*TASK TO CARRY OUT*
Give only the number of lines that include the string "foil".
——————
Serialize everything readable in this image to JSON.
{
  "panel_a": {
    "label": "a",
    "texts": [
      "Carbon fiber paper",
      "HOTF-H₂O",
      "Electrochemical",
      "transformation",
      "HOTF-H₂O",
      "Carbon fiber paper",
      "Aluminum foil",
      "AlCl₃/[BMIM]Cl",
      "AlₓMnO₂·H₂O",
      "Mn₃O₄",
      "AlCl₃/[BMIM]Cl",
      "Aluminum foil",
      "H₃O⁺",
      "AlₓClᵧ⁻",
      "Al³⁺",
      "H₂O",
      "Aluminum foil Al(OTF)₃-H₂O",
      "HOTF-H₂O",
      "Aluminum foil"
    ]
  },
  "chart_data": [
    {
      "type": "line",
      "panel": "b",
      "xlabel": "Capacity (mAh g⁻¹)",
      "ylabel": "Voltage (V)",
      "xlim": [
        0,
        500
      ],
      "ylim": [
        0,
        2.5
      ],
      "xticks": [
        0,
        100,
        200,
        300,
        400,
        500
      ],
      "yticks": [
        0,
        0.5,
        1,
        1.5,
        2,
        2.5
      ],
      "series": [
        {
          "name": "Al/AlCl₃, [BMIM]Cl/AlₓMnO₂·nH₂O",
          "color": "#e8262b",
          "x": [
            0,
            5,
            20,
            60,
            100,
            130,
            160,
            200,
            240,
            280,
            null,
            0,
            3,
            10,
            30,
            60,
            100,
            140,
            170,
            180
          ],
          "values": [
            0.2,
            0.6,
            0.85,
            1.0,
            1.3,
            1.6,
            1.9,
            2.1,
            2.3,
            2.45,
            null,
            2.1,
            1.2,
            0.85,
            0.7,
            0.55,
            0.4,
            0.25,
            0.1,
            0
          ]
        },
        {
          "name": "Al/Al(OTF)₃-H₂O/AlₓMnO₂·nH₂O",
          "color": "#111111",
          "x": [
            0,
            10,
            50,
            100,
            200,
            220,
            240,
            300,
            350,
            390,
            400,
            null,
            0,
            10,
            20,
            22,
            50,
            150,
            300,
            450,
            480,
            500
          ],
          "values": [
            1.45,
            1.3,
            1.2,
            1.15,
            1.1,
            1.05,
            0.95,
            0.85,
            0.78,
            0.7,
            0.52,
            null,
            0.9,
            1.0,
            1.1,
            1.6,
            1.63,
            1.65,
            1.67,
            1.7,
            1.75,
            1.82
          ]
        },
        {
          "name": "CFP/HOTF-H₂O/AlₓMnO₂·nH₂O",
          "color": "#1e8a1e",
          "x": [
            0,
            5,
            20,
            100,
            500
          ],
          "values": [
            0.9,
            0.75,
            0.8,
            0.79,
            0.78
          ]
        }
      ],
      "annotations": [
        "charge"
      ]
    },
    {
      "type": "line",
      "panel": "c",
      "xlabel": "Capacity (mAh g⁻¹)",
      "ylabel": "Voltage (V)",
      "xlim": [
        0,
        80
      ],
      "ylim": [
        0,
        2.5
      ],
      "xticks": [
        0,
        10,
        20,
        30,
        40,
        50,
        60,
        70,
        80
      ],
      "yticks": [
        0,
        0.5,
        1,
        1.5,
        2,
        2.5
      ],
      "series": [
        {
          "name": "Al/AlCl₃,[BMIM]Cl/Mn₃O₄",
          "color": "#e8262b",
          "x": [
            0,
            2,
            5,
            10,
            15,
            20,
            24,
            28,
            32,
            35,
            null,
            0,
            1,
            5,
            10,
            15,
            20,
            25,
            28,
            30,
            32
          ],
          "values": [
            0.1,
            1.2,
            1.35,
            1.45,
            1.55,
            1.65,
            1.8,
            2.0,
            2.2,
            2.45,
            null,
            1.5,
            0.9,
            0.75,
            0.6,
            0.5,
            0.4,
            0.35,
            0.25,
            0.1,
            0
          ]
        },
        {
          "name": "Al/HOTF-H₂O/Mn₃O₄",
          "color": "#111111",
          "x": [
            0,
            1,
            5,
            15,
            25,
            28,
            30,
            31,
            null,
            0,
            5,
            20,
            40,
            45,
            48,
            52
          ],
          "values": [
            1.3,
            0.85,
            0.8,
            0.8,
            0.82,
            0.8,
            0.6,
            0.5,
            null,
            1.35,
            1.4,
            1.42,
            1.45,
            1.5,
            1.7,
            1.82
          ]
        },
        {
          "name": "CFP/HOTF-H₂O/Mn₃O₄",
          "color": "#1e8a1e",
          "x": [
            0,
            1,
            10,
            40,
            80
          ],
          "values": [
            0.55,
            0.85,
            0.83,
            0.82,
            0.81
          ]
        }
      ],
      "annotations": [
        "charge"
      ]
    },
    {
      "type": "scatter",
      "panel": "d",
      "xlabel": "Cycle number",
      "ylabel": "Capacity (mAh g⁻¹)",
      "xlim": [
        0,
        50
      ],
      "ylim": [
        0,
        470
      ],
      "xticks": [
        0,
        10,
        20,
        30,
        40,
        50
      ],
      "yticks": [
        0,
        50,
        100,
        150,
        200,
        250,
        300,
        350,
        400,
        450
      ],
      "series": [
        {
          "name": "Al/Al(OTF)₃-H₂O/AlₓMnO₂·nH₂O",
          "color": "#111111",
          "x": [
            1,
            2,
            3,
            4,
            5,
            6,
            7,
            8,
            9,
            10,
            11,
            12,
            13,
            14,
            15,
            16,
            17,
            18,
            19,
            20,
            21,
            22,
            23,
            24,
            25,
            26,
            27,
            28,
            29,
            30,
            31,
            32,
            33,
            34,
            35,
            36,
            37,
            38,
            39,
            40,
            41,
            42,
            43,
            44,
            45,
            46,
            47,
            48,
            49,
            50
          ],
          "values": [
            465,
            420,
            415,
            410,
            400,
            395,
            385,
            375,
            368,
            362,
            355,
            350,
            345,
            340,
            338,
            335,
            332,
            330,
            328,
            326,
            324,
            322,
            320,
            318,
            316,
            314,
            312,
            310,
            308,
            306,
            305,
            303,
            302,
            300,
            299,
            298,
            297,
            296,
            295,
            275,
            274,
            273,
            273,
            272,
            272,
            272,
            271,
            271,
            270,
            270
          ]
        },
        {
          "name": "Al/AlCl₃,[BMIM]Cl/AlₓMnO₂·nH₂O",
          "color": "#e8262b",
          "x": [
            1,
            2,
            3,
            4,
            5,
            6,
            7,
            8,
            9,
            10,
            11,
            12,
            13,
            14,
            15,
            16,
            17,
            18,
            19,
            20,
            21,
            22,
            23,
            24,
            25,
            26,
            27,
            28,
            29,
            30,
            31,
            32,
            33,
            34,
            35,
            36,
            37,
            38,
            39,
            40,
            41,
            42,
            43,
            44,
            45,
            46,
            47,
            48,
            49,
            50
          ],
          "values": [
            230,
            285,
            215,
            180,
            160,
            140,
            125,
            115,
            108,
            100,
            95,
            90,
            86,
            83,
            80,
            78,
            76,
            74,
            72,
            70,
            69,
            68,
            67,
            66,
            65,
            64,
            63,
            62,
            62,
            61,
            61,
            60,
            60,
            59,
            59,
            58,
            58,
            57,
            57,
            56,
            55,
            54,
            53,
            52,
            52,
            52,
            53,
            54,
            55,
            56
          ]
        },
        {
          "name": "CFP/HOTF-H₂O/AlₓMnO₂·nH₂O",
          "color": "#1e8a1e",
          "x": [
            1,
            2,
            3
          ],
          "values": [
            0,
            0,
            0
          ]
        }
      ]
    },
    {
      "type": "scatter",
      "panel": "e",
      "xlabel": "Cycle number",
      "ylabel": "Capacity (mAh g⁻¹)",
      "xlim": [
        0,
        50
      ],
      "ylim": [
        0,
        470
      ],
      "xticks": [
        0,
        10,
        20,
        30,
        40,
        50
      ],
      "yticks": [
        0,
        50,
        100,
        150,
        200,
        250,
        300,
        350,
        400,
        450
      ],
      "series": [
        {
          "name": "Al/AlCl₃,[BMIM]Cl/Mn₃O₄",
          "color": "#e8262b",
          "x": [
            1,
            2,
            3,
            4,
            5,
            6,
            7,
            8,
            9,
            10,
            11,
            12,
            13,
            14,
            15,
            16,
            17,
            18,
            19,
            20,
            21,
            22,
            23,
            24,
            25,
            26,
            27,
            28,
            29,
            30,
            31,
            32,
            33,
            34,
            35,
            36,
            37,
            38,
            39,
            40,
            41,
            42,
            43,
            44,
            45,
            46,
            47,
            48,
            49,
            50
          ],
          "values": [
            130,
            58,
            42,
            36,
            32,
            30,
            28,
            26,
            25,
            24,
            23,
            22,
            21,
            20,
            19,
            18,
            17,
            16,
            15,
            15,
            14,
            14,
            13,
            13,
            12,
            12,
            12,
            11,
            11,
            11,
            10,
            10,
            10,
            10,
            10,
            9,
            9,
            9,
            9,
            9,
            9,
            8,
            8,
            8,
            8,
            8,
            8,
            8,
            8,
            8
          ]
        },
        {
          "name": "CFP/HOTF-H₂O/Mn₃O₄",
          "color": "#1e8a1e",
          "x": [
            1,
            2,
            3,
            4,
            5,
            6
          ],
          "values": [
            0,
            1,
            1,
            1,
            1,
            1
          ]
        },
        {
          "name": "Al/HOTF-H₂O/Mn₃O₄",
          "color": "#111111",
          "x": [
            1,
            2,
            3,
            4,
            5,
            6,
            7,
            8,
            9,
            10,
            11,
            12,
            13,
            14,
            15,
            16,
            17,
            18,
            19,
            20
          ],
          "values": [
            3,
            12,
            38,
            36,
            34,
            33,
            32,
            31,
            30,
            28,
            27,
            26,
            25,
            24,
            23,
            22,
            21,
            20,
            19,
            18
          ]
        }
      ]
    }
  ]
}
——————
*RESPONSE TO THE TASK*
4